Image element box records
## START
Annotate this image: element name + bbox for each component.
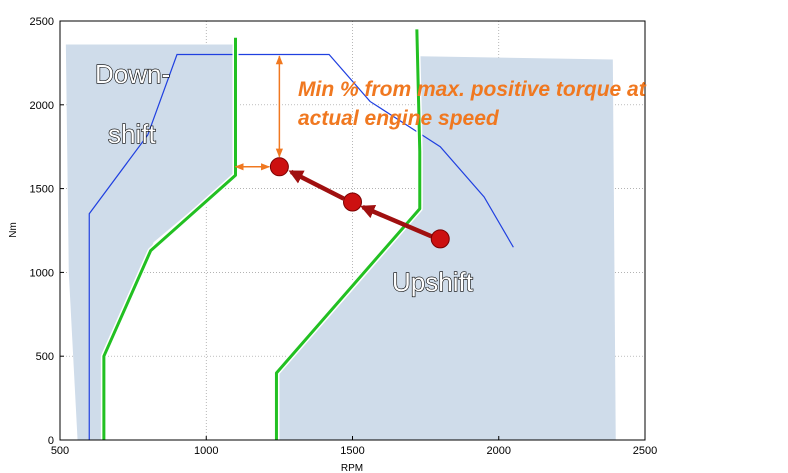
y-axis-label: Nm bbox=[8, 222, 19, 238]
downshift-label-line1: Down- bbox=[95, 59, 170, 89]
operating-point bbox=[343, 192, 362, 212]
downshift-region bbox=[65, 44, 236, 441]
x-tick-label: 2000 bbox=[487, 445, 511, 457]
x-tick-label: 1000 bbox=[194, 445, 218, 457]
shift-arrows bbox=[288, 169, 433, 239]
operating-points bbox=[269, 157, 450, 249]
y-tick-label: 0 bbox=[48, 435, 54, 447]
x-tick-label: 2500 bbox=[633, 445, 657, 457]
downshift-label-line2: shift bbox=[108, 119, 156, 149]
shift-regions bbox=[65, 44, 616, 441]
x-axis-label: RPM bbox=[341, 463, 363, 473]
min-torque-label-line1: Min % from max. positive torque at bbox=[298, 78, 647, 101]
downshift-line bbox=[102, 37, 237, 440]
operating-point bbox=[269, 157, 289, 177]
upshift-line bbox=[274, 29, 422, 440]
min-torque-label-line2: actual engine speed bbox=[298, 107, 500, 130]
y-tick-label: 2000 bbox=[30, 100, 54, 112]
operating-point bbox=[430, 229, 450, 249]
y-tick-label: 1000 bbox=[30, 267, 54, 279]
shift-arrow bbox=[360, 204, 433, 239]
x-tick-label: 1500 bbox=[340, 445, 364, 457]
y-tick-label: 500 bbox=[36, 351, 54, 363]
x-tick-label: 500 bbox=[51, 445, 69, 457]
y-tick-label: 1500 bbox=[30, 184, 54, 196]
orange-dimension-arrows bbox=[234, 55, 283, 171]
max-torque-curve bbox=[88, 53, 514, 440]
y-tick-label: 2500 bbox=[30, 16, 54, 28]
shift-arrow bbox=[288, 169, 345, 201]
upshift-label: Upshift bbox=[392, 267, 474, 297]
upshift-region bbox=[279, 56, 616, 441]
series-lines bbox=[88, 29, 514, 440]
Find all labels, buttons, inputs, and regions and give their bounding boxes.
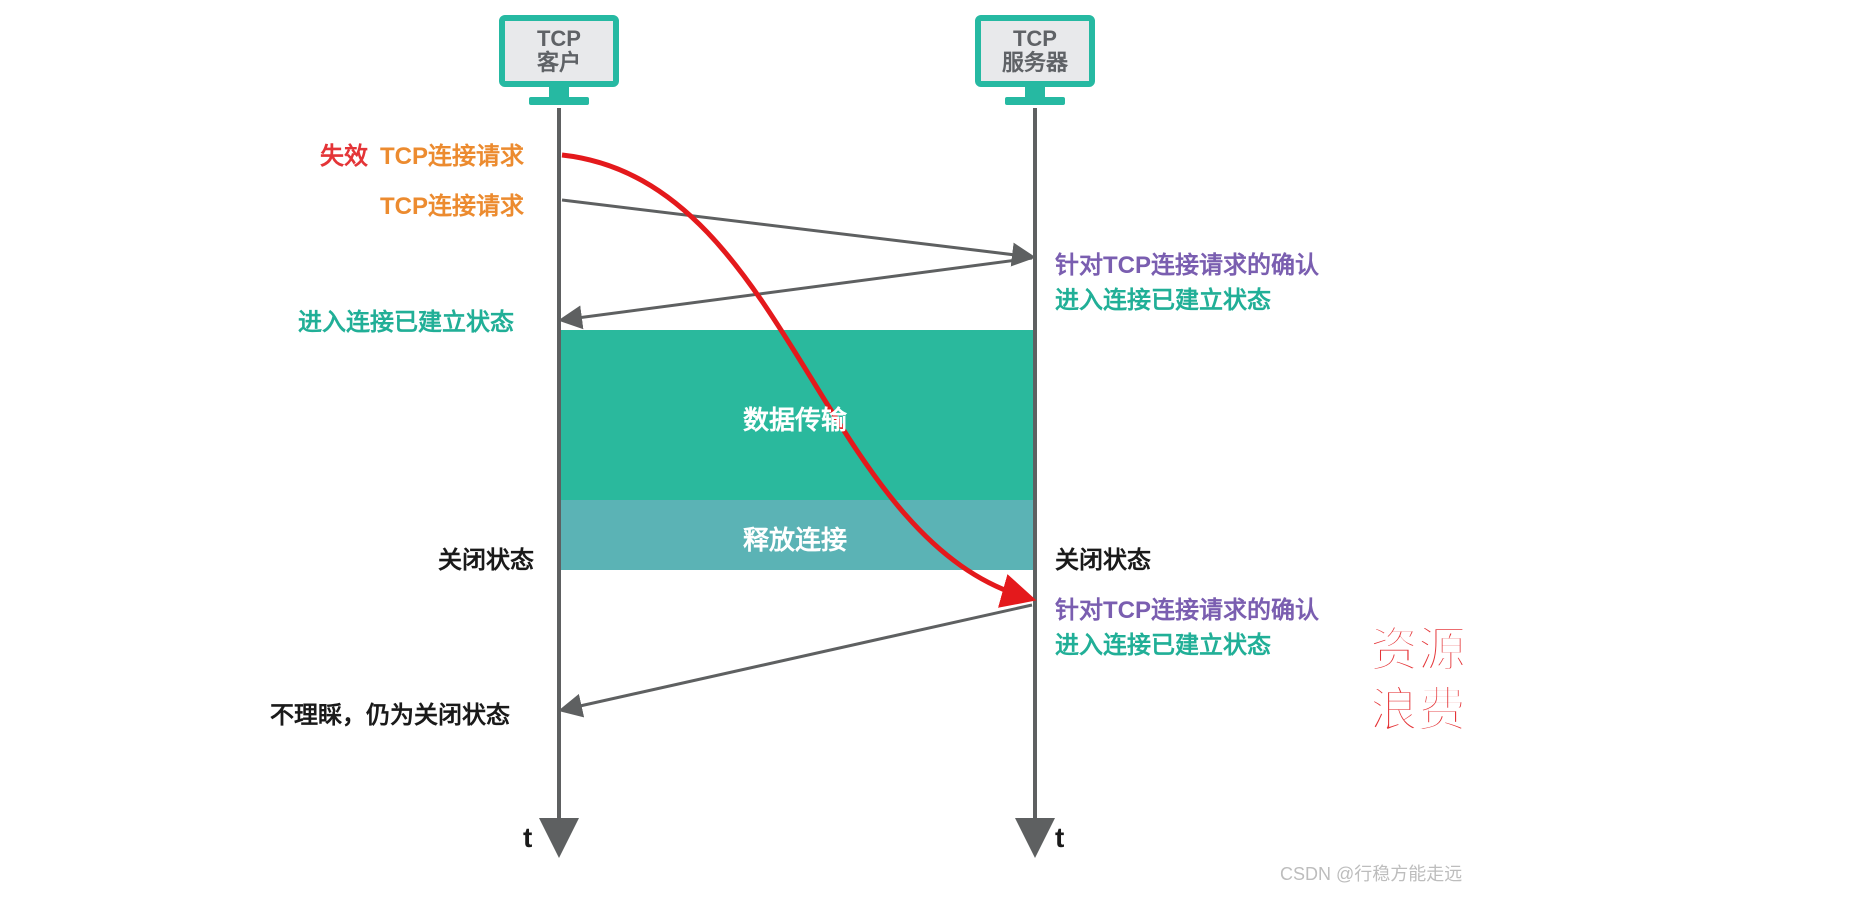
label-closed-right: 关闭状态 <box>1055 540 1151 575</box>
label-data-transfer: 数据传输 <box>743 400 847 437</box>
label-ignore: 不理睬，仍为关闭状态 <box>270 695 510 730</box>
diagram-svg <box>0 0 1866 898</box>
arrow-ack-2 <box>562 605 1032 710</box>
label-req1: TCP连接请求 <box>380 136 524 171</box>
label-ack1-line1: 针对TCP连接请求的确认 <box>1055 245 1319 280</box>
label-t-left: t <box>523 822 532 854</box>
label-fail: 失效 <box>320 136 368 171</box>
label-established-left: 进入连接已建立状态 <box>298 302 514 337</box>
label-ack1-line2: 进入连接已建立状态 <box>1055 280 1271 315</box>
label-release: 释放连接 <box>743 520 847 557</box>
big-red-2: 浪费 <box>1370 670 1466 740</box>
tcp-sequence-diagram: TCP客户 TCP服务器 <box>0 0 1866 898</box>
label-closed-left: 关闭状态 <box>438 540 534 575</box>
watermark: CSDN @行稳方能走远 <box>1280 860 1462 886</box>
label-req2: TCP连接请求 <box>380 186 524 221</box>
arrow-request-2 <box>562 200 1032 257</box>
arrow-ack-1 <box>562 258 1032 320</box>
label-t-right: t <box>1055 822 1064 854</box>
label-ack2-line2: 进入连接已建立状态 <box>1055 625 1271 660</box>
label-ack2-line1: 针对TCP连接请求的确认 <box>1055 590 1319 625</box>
## END
## START
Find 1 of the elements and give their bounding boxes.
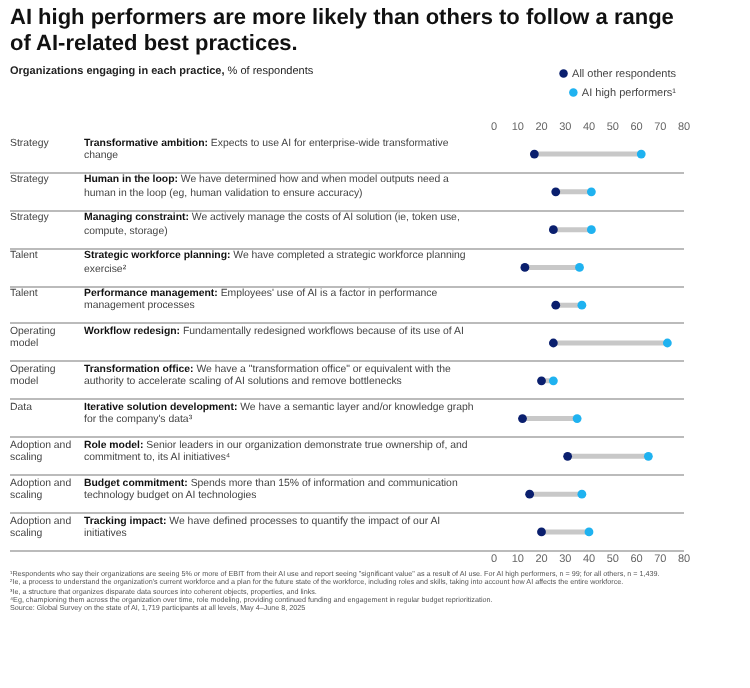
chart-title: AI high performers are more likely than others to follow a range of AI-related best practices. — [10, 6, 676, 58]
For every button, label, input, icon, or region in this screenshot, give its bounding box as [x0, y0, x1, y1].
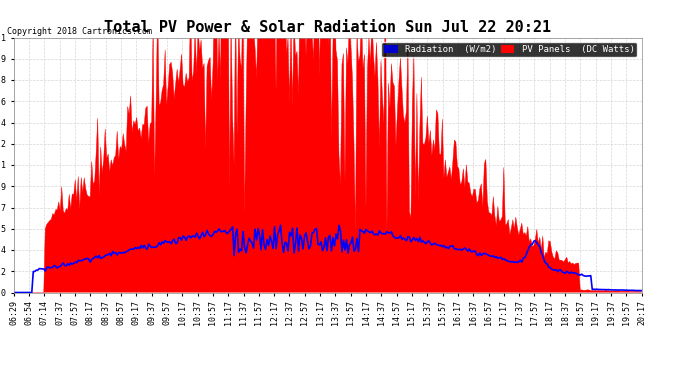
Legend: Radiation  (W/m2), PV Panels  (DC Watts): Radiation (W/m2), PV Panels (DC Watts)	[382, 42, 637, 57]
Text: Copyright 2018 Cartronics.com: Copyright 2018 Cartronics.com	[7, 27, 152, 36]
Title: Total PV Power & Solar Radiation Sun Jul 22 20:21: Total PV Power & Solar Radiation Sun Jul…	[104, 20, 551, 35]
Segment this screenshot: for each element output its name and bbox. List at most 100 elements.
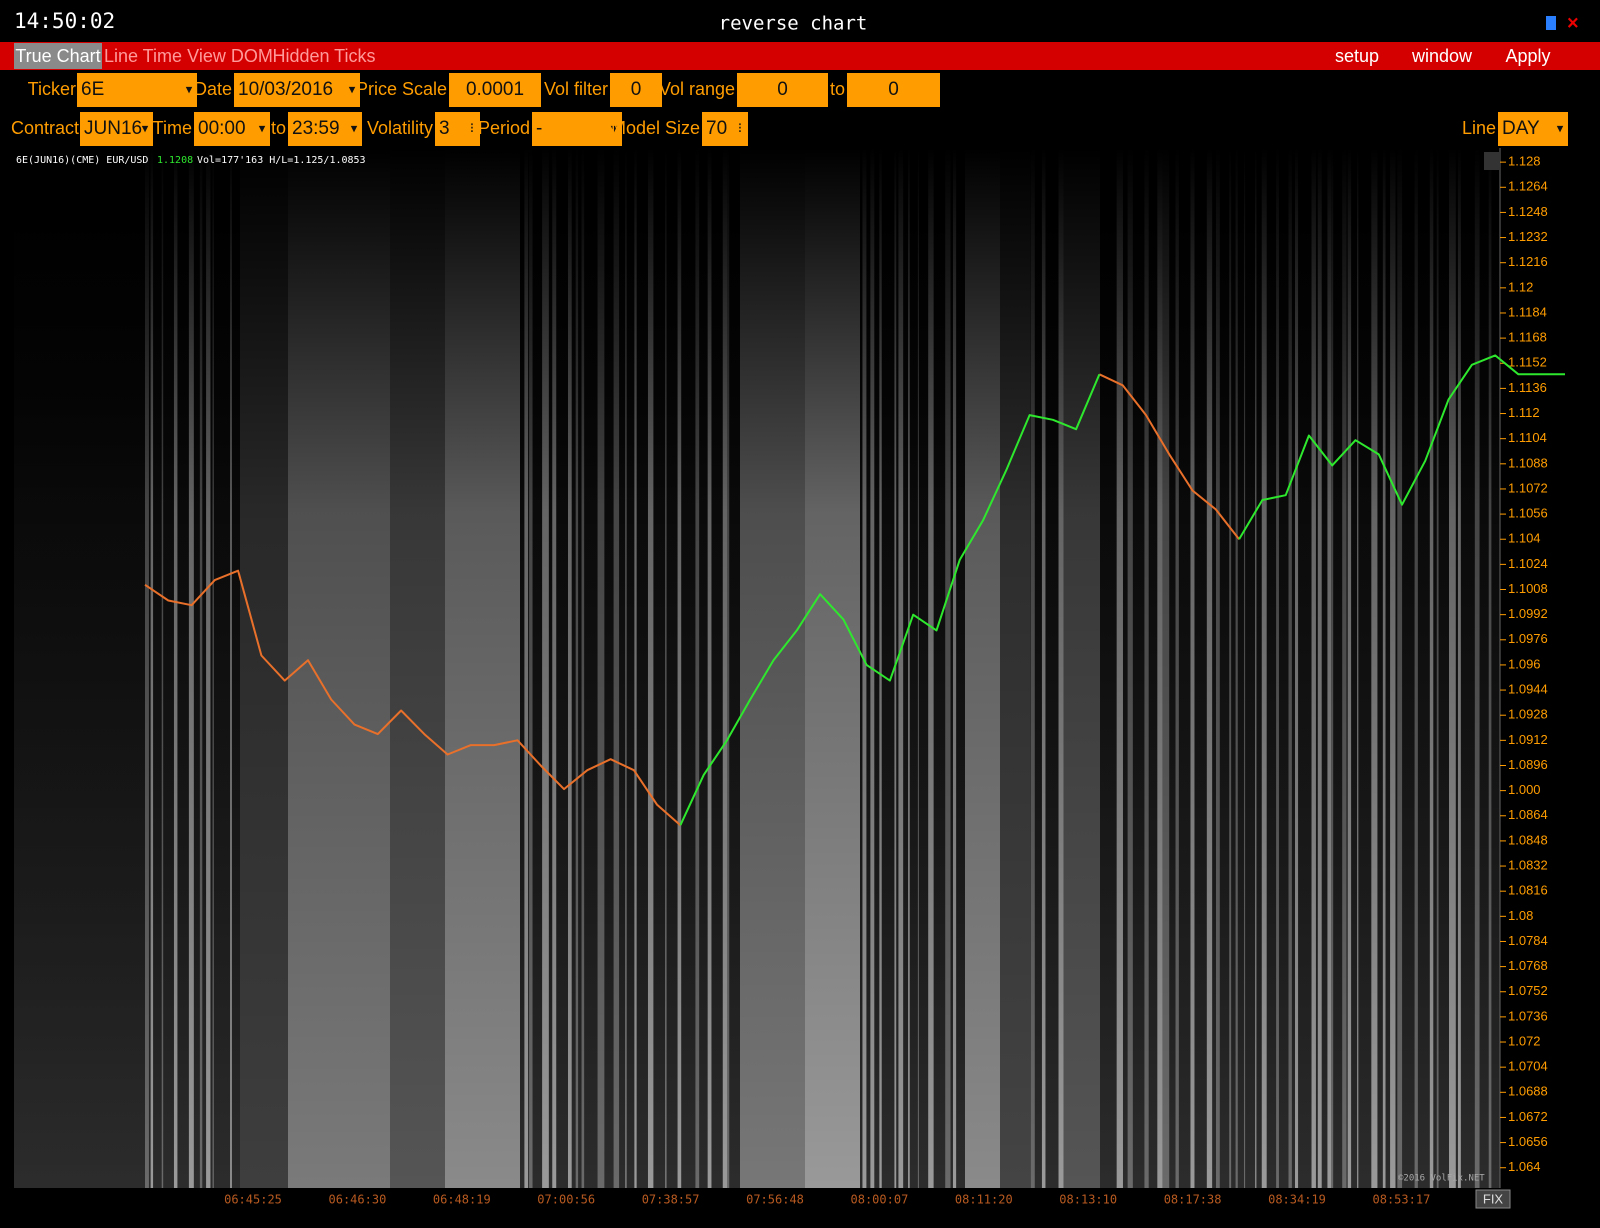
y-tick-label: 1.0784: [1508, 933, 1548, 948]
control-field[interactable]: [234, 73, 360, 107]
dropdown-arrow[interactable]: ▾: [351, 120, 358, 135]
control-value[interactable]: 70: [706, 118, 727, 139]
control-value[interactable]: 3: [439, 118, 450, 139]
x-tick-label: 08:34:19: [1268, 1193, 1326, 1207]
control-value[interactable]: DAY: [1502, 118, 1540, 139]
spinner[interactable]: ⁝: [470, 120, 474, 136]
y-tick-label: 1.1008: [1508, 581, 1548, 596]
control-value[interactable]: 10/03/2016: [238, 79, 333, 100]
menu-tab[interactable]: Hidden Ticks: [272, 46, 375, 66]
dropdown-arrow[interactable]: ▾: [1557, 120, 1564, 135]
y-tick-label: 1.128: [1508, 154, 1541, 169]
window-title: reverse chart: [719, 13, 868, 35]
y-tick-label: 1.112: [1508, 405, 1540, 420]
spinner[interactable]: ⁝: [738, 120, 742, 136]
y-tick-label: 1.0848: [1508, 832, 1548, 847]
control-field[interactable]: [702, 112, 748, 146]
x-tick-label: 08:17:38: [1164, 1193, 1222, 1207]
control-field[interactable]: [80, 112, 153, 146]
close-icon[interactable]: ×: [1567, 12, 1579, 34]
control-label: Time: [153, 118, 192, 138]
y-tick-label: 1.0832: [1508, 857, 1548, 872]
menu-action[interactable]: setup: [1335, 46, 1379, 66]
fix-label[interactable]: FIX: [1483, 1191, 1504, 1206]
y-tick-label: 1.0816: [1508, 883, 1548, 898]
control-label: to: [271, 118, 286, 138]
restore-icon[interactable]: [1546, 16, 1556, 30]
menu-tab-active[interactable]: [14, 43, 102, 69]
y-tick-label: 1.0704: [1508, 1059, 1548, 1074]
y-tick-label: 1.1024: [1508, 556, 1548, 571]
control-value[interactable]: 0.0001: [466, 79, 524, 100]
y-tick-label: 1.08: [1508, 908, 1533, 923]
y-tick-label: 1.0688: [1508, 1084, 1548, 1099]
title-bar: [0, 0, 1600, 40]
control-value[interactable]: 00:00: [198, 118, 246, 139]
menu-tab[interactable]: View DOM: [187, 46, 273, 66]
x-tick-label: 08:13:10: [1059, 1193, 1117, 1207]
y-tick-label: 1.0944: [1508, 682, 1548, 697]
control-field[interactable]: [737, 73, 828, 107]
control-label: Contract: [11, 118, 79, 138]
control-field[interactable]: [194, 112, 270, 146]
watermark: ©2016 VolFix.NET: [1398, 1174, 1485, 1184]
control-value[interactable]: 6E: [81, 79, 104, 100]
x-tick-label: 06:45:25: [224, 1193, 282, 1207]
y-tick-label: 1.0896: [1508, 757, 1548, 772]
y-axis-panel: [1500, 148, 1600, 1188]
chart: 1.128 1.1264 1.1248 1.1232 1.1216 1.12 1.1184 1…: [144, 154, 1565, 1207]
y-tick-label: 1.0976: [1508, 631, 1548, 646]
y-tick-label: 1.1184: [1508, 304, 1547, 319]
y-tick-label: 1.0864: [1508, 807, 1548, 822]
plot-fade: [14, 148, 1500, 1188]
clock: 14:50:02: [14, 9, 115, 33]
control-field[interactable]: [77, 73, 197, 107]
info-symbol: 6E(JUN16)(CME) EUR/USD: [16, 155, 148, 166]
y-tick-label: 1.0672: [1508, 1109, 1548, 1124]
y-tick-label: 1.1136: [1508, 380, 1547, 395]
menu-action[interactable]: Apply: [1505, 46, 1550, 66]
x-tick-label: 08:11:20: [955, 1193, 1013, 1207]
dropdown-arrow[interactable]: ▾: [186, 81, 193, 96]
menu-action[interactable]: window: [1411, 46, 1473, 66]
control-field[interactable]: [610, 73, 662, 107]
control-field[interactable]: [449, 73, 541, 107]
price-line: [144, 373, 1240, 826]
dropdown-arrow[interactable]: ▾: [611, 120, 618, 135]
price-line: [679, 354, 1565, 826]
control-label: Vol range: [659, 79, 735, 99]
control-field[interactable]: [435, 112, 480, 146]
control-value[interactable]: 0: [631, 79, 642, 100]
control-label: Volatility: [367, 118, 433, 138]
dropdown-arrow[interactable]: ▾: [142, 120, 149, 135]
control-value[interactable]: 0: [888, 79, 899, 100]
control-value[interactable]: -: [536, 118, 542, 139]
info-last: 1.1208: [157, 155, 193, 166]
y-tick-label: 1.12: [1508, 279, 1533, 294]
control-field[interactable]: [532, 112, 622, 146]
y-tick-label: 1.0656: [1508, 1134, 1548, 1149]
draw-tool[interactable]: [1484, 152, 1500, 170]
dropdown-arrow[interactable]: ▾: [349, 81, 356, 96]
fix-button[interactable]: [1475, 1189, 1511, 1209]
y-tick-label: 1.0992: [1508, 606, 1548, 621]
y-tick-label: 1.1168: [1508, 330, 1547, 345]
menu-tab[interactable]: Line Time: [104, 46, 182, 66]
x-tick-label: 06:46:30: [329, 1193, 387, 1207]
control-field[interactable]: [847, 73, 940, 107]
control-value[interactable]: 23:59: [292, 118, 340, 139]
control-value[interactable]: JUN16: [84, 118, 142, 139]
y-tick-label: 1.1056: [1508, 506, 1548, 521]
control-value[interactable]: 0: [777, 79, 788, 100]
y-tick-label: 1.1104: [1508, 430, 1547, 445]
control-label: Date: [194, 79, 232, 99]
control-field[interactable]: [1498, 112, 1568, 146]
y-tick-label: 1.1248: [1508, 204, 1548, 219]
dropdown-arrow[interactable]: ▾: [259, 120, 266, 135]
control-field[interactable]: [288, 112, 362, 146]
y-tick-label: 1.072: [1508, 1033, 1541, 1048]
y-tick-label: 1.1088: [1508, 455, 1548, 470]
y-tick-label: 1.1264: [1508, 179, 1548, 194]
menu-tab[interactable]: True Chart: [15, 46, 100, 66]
## END
▸ Aim of the task:
Print the lines of the records from the line containing "y-axis-label: Nm bbox=[8, 222, 19, 238]" through the line containing "y-tick-label: 500 bbox=[36, 351, 54, 363]", both included, with no changes.

▸ Output of the task:
y-axis-label: Nm bbox=[8, 222, 19, 238]
downshift-label-line1: Down- bbox=[95, 59, 170, 89]
operating-point bbox=[343, 192, 362, 212]
downshift-region bbox=[65, 44, 236, 441]
x-tick-label: 2000 bbox=[487, 445, 511, 457]
x-tick-label: 1000 bbox=[194, 445, 218, 457]
shift-arrows bbox=[288, 169, 433, 239]
operating-points bbox=[269, 157, 450, 249]
y-tick-label: 0 bbox=[48, 435, 54, 447]
x-tick-label: 2500 bbox=[633, 445, 657, 457]
downshift-label-line2: shift bbox=[108, 119, 156, 149]
shift-regions bbox=[65, 44, 616, 441]
x-axis-label: RPM bbox=[341, 463, 363, 473]
min-torque-label-line1: Min % from max. positive torque at bbox=[298, 78, 647, 101]
downshift-line bbox=[102, 37, 237, 440]
operating-point bbox=[269, 157, 289, 177]
upshift-line bbox=[274, 29, 422, 440]
min-torque-label-line2: actual engine speed bbox=[298, 107, 500, 130]
y-tick-label: 2000 bbox=[30, 100, 54, 112]
operating-point bbox=[430, 229, 450, 249]
y-tick-label: 1000 bbox=[30, 267, 54, 279]
shift-arrow bbox=[360, 204, 433, 239]
x-tick-label: 1500 bbox=[340, 445, 364, 457]
y-tick-label: 500 bbox=[36, 351, 54, 363]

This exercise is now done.